Entries from a dataset:
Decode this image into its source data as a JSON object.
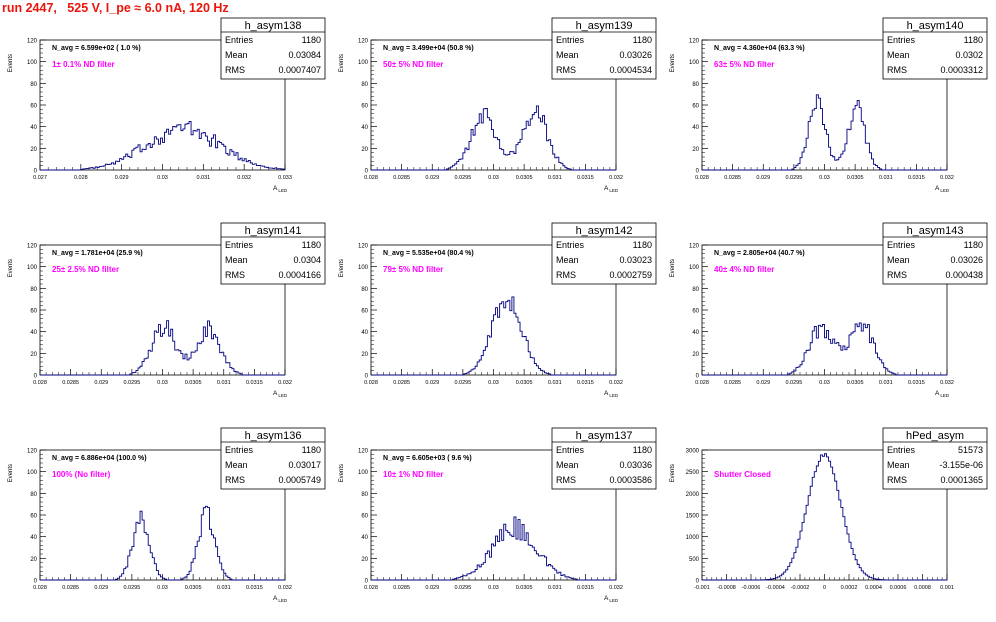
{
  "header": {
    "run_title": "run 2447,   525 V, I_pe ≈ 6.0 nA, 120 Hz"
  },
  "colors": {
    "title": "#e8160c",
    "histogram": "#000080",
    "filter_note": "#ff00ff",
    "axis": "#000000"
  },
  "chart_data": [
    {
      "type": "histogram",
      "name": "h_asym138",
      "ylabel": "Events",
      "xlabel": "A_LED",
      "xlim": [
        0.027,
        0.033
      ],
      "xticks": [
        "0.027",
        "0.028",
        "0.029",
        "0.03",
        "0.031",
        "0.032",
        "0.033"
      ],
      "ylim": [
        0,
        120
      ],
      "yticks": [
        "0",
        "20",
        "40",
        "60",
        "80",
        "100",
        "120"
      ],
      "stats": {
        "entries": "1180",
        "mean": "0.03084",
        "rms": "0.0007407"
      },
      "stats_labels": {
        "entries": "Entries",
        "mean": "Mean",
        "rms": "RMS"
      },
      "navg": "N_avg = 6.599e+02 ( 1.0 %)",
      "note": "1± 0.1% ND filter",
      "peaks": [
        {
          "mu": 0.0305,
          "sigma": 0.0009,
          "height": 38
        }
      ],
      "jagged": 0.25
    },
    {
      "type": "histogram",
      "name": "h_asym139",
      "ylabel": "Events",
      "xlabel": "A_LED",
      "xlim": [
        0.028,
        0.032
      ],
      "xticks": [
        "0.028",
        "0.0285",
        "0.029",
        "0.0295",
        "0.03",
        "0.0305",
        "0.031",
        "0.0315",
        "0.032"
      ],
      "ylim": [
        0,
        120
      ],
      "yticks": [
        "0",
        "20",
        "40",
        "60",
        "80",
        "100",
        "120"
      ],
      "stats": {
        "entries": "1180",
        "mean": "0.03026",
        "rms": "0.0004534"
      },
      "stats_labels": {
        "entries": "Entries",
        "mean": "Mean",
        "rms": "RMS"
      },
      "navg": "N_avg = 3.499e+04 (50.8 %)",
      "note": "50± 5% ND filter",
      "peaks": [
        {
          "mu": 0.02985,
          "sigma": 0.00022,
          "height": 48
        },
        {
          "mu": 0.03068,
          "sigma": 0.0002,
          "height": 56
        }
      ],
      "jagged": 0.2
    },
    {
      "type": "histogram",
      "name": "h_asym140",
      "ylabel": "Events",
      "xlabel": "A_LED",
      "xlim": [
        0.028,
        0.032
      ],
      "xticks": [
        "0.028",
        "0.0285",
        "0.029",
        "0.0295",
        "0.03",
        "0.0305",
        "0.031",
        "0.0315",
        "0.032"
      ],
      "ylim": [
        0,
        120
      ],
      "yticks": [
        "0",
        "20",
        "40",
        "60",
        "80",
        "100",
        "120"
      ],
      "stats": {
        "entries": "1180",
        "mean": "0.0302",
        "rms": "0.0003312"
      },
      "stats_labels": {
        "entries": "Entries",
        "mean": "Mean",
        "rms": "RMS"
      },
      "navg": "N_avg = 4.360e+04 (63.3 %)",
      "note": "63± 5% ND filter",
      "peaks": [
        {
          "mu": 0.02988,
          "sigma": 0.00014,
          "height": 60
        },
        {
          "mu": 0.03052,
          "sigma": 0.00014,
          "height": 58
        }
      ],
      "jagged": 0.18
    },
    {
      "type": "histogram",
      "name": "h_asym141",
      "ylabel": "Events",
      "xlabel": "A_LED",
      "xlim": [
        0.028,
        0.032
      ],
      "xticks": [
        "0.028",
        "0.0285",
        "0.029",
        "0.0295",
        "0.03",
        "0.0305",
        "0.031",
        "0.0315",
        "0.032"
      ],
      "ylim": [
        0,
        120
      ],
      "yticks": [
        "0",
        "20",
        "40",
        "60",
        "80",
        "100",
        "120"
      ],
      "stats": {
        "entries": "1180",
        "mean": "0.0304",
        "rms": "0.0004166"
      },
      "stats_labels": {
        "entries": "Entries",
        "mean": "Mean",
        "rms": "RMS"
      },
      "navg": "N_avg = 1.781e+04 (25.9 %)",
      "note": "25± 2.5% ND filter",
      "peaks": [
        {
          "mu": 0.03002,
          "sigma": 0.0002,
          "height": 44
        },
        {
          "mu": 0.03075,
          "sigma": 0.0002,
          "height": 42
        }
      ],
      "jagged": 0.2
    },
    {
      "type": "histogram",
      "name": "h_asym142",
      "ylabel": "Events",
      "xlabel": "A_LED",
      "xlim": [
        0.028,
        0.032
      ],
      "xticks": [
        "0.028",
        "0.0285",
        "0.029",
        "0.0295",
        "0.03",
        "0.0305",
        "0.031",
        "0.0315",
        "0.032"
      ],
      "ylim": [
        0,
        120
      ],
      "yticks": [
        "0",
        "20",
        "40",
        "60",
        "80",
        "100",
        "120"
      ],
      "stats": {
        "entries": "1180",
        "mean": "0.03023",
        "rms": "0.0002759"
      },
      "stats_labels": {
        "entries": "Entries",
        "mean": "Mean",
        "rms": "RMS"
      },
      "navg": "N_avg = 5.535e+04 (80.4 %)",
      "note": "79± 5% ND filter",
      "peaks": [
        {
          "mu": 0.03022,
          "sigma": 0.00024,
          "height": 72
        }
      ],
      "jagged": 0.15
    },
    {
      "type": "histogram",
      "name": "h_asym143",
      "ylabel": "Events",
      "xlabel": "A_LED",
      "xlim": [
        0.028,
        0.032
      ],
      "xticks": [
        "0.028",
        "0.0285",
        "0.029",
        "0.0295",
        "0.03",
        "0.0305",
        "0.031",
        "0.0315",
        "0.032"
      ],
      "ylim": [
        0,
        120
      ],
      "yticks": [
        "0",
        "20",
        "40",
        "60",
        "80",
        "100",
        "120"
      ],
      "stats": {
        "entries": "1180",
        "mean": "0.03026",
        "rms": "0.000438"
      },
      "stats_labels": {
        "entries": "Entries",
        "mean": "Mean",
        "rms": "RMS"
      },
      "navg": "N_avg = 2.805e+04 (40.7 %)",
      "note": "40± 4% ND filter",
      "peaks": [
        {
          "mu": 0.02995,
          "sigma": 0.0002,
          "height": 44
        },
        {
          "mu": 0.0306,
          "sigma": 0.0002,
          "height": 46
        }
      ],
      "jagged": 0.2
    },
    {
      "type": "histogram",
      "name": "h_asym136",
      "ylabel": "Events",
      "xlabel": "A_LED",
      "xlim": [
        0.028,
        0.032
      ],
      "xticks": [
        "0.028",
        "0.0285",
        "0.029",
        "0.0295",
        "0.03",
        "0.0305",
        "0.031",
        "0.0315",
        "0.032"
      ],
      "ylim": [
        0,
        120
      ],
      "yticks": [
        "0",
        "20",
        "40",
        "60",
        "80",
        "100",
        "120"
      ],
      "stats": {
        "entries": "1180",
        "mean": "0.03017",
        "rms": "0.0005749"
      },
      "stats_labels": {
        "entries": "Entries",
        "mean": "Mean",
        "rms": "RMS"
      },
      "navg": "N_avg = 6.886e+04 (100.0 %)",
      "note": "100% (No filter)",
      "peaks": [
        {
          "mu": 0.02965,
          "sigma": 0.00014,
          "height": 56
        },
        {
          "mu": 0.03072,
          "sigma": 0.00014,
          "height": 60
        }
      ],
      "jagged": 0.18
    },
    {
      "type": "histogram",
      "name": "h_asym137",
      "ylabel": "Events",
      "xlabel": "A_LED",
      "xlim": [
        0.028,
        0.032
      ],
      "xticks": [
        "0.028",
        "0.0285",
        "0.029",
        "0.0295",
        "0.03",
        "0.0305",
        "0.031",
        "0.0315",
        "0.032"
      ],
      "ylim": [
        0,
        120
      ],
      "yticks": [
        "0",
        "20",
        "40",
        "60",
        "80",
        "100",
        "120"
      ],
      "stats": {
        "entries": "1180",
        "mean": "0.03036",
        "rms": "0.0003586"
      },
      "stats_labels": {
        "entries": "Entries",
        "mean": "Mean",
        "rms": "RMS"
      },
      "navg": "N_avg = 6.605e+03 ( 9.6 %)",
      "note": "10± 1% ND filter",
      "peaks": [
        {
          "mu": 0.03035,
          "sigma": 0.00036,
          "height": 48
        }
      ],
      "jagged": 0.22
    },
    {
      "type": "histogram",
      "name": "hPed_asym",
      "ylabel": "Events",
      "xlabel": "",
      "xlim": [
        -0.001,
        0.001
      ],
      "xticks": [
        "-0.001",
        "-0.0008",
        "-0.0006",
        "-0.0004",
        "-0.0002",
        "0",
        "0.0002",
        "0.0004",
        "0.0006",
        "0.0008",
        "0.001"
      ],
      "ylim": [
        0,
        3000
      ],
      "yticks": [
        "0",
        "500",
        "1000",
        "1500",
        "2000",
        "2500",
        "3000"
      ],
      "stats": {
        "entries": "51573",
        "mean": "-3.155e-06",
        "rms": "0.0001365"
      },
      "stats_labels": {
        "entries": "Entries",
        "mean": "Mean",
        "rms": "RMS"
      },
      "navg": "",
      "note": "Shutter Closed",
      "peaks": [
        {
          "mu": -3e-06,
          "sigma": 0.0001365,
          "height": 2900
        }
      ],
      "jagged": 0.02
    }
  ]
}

Problem to solve: Look through the listing and extract every line with "name" in it.

Result of this exercise:
      "name": "h_asym138",
      "name": "h_asym139",
      "name": "h_asym140",
      "name": "h_asym141",
      "name": "h_asym142",
      "name": "h_asym143",
      "name": "h_asym136",
      "name": "h_asym137",
      "name": "hPed_asym",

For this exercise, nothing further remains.